◆ REQUIRED WORK ◆
Go through the records underneath and write each one out again exactly.
•••
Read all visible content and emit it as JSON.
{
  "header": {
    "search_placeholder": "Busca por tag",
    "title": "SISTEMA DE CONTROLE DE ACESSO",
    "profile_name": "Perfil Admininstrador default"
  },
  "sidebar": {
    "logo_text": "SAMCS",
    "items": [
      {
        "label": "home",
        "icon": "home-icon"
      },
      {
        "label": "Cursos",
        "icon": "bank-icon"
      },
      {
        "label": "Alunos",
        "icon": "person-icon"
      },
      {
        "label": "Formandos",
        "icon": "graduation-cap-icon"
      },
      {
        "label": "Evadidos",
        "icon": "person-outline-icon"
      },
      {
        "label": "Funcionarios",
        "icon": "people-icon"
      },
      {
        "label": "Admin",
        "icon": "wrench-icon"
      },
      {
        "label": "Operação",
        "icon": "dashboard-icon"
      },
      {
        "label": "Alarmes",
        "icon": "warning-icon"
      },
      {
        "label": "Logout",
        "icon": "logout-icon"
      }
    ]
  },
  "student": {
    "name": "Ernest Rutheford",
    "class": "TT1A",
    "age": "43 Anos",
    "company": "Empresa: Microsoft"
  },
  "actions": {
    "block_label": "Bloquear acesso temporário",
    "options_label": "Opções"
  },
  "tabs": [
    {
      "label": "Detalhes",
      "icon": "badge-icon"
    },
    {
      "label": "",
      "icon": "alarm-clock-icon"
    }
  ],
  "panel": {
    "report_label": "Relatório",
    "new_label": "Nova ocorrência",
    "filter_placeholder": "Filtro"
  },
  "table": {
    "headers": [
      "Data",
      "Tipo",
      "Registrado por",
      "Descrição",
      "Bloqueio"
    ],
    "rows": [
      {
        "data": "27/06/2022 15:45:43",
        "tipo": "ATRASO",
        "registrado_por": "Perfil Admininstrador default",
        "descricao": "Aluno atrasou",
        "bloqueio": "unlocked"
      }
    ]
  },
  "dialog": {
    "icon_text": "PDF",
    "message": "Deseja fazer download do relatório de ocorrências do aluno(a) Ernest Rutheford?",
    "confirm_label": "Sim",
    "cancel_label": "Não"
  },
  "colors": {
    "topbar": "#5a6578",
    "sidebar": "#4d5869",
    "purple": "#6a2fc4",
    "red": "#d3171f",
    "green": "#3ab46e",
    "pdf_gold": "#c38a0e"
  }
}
•••
◆ THE REPLY ◆
Read all visible content and emit it as JSON.
{
  "header": {
    "search_placeholder": "Busca por tag",
    "title": "SISTEMA DE CONTROLE DE ACESSO",
    "profile_name": "Perfil Admininstrador default"
  },
  "sidebar": {
    "logo_text": "SAMCS",
    "items": [
      {
        "label": "home",
        "icon": "home-icon"
      },
      {
        "label": "Cursos",
        "icon": "bank-icon"
      },
      {
        "label": "Alunos",
        "icon": "person-icon"
      },
      {
        "label": "Formandos",
        "icon": "graduation-cap-icon"
      },
      {
        "label": "Evadidos",
        "icon": "person-outline-icon"
      },
      {
        "label": "Funcionarios",
        "icon": "people-icon"
      },
      {
        "label": "Admin",
        "icon": "wrench-icon"
      },
      {
        "label": "Operação",
        "icon": "dashboard-icon"
      },
      {
        "label": "Alarmes",
        "icon": "warning-icon"
      },
      {
        "label": "Logout",
        "icon": "logout-icon"
      }
    ]
  },
  "student": {
    "name": "Ernest Rutheford",
    "class": "TT1A",
    "age": "43 Anos",
    "company": "Empresa: Microsoft"
  },
  "actions": {
    "block_label": "Bloquear acesso temporário",
    "options_label": "Opções"
  },
  "tabs": [
    {
      "label": "Detalhes",
      "icon": "badge-icon"
    },
    {
      "label": "",
      "icon": "alarm-clock-icon"
    }
  ],
  "panel": {
    "report_label": "Relatório",
    "new_label": "Nova ocorrência",
    "filter_placeholder": "Filtro"
  },
  "table": {
    "headers": [
      "Data",
      "Tipo",
      "Registrado por",
      "Descrição",
      "Bloqueio"
    ],
    "rows": [
      {
        "data": "27/06/2022 15:45:43",
        "tipo": "ATRASO",
        "registrado_por": "Perfil Admininstrador default",
        "descricao": "Aluno atrasou",
        "bloqueio": "unlocked"
      }
    ]
  },
  "dialog": {
    "icon_text": "PDF",
    "message": "Deseja fazer download do relatório de ocorrências do aluno(a) Ernest Rutheford?",
    "confirm_label": "Sim",
    "cancel_label": "Não"
  },
  "colors": {
    "topbar": "#5a6578",
    "sidebar": "#4d5869",
    "purple": "#6a2fc4",
    "red": "#d3171f",
    "green": "#3ab46e",
    "pdf_gold": "#c38a0e"
  }
}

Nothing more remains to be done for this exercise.